— begin The records —
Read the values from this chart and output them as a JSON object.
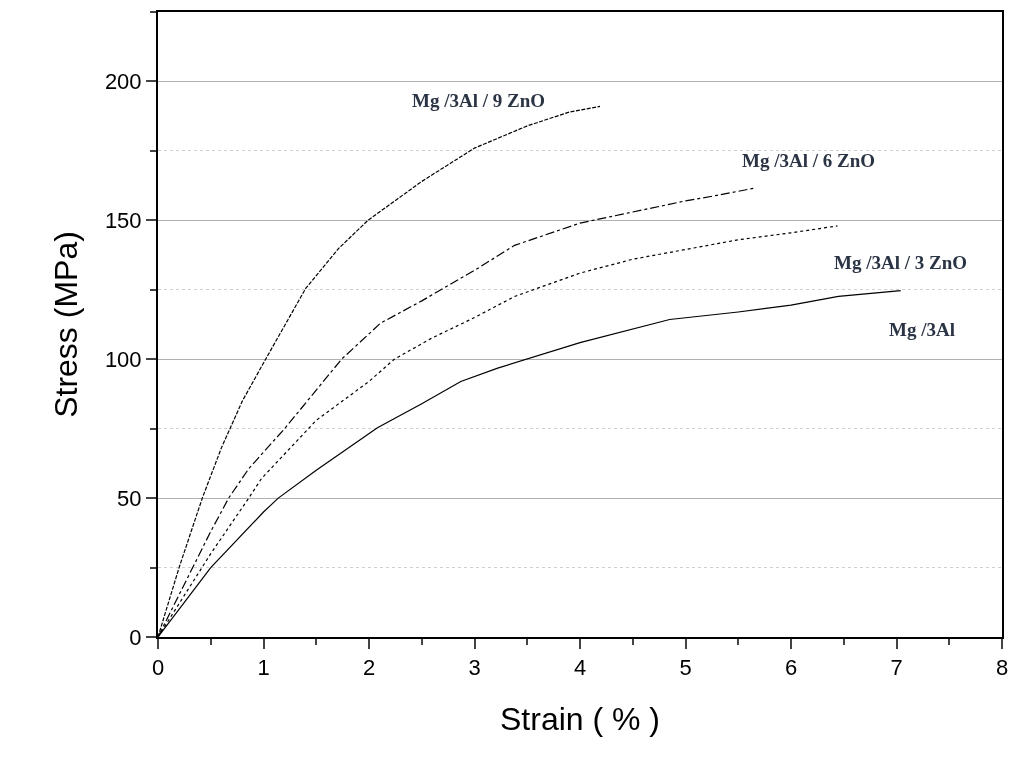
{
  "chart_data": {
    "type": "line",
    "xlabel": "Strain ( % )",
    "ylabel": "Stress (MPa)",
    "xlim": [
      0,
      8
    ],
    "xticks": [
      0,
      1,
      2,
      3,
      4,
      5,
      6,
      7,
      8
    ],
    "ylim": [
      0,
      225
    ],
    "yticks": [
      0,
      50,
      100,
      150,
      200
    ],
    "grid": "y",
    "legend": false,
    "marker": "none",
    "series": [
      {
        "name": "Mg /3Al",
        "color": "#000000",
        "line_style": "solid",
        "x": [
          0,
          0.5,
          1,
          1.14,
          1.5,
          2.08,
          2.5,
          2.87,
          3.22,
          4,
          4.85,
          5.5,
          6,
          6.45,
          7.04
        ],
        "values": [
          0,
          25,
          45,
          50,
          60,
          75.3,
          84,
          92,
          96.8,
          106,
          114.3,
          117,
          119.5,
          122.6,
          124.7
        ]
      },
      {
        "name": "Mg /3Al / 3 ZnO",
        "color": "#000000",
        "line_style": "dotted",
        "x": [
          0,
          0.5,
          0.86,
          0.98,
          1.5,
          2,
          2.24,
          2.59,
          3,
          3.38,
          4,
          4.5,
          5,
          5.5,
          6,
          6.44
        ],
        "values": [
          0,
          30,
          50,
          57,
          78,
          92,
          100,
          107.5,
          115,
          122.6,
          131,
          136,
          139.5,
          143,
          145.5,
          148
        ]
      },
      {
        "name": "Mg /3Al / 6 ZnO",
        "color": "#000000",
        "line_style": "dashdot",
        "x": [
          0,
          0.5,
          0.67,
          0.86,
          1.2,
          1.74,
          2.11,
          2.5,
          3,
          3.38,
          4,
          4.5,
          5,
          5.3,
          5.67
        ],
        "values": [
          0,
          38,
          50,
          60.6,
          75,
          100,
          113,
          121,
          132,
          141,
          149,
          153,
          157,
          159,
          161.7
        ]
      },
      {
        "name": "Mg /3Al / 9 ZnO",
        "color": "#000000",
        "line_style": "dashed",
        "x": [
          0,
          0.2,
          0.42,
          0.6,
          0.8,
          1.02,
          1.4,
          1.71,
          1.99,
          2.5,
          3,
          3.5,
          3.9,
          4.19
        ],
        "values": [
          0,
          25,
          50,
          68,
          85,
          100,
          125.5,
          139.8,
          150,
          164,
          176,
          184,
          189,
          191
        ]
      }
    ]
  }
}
— end The records —
■ Objective: All the material shown above is to be copied exactly, with no pictures carried over.

■ Output of the task:
Read the values from this chart and output them as a JSON object.
{
  "chart_data": {
    "type": "line",
    "xlabel": "Strain ( % )",
    "ylabel": "Stress (MPa)",
    "xlim": [
      0,
      8
    ],
    "xticks": [
      0,
      1,
      2,
      3,
      4,
      5,
      6,
      7,
      8
    ],
    "ylim": [
      0,
      225
    ],
    "yticks": [
      0,
      50,
      100,
      150,
      200
    ],
    "grid": "y",
    "legend": false,
    "marker": "none",
    "series": [
      {
        "name": "Mg /3Al",
        "color": "#000000",
        "line_style": "solid",
        "x": [
          0,
          0.5,
          1,
          1.14,
          1.5,
          2.08,
          2.5,
          2.87,
          3.22,
          4,
          4.85,
          5.5,
          6,
          6.45,
          7.04
        ],
        "values": [
          0,
          25,
          45,
          50,
          60,
          75.3,
          84,
          92,
          96.8,
          106,
          114.3,
          117,
          119.5,
          122.6,
          124.7
        ]
      },
      {
        "name": "Mg /3Al / 3 ZnO",
        "color": "#000000",
        "line_style": "dotted",
        "x": [
          0,
          0.5,
          0.86,
          0.98,
          1.5,
          2,
          2.24,
          2.59,
          3,
          3.38,
          4,
          4.5,
          5,
          5.5,
          6,
          6.44
        ],
        "values": [
          0,
          30,
          50,
          57,
          78,
          92,
          100,
          107.5,
          115,
          122.6,
          131,
          136,
          139.5,
          143,
          145.5,
          148
        ]
      },
      {
        "name": "Mg /3Al / 6 ZnO",
        "color": "#000000",
        "line_style": "dashdot",
        "x": [
          0,
          0.5,
          0.67,
          0.86,
          1.2,
          1.74,
          2.11,
          2.5,
          3,
          3.38,
          4,
          4.5,
          5,
          5.3,
          5.67
        ],
        "values": [
          0,
          38,
          50,
          60.6,
          75,
          100,
          113,
          121,
          132,
          141,
          149,
          153,
          157,
          159,
          161.7
        ]
      },
      {
        "name": "Mg /3Al / 9 ZnO",
        "color": "#000000",
        "line_style": "dashed",
        "x": [
          0,
          0.2,
          0.42,
          0.6,
          0.8,
          1.02,
          1.4,
          1.71,
          1.99,
          2.5,
          3,
          3.5,
          3.9,
          4.19
        ],
        "values": [
          0,
          25,
          50,
          68,
          85,
          100,
          125.5,
          139.8,
          150,
          164,
          176,
          184,
          189,
          191
        ]
      }
    ]
  }
}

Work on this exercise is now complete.